Exercise prompt: From the entries below, copy every line holding the word "Track".

[Records from a collection of figures]
══════════════════════════════

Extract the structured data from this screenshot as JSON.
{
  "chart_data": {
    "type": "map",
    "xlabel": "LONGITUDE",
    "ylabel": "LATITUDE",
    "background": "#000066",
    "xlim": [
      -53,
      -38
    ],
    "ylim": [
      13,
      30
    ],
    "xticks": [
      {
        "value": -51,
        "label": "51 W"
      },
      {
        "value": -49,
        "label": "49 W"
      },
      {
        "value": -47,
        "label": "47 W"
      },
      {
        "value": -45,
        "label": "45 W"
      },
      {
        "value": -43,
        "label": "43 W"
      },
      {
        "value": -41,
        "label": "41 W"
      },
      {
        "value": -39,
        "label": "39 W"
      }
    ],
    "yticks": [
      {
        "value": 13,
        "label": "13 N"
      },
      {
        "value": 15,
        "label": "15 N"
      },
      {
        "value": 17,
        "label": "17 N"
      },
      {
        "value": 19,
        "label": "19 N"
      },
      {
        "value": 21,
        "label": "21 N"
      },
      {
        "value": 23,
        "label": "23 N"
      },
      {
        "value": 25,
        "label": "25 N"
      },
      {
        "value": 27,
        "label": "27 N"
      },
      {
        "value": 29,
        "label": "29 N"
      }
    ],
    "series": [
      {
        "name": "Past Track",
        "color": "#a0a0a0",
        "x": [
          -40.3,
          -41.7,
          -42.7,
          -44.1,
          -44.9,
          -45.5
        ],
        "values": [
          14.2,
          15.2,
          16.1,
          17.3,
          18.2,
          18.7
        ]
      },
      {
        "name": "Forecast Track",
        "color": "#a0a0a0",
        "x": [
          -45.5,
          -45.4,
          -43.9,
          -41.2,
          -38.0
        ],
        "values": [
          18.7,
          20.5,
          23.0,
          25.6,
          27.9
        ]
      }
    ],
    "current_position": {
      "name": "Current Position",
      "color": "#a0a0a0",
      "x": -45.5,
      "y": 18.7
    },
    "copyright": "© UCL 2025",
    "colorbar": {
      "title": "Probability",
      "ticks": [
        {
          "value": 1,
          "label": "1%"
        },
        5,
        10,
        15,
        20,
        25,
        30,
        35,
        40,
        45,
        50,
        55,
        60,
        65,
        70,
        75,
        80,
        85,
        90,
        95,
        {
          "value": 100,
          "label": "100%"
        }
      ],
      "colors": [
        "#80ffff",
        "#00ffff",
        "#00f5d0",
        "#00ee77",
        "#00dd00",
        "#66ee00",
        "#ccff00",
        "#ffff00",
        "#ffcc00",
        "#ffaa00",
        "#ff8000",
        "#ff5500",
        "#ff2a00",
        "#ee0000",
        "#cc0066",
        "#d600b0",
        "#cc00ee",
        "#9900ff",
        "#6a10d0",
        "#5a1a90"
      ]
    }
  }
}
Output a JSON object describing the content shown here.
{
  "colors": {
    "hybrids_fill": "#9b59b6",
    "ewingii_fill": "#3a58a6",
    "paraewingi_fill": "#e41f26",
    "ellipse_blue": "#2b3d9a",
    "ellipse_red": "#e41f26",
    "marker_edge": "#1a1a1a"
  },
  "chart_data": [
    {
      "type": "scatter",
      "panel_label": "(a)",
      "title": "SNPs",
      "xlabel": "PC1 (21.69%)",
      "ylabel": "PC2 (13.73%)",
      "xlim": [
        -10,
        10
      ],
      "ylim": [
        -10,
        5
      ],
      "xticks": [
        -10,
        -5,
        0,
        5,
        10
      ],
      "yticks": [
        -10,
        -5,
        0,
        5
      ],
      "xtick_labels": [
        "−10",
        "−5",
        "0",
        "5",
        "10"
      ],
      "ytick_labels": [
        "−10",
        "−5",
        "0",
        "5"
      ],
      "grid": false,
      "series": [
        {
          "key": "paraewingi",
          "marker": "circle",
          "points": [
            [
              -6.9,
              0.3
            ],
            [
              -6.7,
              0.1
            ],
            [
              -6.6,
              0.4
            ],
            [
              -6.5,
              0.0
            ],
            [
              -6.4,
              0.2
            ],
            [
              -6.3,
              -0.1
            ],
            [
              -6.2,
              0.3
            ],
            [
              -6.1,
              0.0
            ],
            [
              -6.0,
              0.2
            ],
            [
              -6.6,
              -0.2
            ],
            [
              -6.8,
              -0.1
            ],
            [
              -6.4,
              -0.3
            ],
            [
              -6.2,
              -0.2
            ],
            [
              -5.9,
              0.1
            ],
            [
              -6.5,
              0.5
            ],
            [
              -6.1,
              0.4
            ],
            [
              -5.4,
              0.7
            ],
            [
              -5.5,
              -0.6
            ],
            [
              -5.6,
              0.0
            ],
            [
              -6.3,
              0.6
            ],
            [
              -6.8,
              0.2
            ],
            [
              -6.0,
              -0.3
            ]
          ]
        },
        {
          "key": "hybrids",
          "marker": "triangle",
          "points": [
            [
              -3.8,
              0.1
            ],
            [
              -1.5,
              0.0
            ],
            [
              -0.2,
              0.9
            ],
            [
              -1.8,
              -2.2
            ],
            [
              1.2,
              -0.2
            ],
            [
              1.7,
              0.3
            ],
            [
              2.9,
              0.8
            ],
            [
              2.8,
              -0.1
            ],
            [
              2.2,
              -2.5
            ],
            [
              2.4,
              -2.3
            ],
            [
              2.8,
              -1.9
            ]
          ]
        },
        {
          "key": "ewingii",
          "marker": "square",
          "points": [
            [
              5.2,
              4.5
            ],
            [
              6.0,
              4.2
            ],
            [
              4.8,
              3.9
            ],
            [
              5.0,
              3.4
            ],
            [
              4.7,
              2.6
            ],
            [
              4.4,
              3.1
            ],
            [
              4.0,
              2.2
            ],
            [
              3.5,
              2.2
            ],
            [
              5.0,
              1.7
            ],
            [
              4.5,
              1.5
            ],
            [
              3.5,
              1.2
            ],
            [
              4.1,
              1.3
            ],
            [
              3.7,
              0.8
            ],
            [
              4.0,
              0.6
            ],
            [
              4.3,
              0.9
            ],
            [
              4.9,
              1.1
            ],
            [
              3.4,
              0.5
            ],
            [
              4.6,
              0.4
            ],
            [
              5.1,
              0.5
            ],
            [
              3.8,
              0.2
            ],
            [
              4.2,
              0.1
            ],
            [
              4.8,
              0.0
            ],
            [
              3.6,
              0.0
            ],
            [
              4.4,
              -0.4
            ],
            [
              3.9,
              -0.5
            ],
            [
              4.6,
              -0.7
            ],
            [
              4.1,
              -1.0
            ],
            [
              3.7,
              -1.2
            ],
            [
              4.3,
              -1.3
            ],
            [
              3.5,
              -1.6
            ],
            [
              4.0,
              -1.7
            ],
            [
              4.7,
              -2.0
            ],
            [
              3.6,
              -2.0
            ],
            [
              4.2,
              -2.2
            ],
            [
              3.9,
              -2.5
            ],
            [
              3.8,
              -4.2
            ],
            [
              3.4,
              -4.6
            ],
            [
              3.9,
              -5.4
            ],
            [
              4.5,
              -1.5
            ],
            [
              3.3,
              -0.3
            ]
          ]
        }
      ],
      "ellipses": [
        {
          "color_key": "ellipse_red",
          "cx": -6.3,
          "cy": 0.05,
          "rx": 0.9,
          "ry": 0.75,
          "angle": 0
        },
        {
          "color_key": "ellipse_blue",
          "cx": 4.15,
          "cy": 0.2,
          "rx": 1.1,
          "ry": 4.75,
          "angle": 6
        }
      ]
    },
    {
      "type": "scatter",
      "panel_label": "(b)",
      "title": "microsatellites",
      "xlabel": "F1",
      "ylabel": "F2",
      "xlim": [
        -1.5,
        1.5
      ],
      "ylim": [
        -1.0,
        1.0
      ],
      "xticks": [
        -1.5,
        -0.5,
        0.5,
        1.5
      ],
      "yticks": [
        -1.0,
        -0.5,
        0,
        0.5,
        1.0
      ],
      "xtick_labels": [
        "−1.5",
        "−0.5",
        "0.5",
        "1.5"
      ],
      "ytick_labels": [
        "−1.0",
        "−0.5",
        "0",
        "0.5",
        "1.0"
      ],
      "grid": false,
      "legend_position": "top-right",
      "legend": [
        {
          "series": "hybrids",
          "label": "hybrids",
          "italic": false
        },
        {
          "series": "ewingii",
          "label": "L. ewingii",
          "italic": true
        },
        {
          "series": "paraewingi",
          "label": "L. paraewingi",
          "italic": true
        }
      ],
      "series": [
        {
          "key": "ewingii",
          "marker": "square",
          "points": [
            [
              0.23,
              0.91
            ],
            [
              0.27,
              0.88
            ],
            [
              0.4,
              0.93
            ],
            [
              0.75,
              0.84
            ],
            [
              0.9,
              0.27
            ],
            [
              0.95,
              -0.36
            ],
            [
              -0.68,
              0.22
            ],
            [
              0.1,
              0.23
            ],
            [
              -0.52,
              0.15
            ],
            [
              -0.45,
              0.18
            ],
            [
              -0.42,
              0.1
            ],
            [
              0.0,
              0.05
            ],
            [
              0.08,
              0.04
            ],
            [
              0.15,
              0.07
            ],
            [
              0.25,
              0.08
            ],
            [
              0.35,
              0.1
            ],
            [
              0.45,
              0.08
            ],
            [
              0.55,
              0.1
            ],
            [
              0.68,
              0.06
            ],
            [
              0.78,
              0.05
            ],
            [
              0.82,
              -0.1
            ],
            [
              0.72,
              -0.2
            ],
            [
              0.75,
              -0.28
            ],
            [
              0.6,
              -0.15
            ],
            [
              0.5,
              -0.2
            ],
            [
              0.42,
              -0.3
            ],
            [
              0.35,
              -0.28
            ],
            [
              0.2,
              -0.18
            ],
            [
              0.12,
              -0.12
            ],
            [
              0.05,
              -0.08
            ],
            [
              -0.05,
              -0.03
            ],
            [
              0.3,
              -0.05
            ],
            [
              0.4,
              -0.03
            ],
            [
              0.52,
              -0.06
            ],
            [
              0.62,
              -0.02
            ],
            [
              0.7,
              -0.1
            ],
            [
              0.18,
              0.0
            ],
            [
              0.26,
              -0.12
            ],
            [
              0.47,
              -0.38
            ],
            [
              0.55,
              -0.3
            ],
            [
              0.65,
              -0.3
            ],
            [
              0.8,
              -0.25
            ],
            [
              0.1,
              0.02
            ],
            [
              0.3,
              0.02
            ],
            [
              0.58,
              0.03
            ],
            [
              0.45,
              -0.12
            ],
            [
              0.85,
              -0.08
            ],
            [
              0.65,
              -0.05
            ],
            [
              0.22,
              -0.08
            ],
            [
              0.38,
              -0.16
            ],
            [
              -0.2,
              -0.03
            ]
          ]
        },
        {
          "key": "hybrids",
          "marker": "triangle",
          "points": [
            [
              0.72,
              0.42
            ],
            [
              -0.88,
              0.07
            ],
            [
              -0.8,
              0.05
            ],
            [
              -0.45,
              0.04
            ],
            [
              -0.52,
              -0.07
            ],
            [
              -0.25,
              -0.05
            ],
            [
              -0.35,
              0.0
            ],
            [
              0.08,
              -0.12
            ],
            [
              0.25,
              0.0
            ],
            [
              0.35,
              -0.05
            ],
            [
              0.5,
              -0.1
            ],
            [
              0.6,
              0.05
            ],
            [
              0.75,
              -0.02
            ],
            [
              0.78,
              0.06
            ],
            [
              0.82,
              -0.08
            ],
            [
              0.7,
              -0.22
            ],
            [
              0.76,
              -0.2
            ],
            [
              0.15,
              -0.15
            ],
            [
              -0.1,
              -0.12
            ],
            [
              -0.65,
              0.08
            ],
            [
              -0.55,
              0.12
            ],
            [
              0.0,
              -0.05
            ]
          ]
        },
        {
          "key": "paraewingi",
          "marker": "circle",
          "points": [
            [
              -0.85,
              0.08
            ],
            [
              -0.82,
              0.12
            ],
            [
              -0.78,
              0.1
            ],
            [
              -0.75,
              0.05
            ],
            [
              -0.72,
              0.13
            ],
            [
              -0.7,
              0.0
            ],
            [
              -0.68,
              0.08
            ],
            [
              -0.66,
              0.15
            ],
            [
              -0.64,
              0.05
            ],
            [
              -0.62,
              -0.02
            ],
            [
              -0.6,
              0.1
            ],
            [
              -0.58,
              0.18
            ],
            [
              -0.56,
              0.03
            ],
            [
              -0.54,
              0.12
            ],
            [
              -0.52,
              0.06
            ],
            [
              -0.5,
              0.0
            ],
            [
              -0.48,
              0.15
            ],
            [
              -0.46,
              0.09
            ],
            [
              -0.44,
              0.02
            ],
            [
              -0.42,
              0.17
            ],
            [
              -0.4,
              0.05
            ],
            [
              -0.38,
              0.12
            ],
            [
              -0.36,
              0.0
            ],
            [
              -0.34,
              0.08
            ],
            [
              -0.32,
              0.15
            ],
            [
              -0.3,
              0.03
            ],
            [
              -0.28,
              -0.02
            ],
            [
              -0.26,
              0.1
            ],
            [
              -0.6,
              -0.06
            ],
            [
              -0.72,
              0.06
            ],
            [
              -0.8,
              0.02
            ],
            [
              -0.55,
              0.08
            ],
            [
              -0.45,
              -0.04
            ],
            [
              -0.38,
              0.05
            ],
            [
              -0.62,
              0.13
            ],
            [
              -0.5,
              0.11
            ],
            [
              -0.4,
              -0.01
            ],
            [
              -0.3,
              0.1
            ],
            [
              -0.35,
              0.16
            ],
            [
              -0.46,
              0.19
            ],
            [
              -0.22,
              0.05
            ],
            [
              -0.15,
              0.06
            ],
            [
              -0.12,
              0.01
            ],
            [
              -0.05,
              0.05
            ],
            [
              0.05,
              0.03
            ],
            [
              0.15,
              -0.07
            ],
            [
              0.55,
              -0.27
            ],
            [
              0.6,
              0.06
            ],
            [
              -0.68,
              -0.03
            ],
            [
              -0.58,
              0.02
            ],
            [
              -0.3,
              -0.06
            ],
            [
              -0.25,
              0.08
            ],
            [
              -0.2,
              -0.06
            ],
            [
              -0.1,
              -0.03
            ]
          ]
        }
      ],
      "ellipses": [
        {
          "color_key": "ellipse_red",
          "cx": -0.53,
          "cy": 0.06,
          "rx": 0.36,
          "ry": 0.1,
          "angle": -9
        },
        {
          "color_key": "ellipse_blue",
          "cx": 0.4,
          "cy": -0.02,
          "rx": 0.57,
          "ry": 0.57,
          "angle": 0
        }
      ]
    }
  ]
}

══════════════════════════════

Exercise answer:
        "name": "Past Track",
        "name": "Forecast Track",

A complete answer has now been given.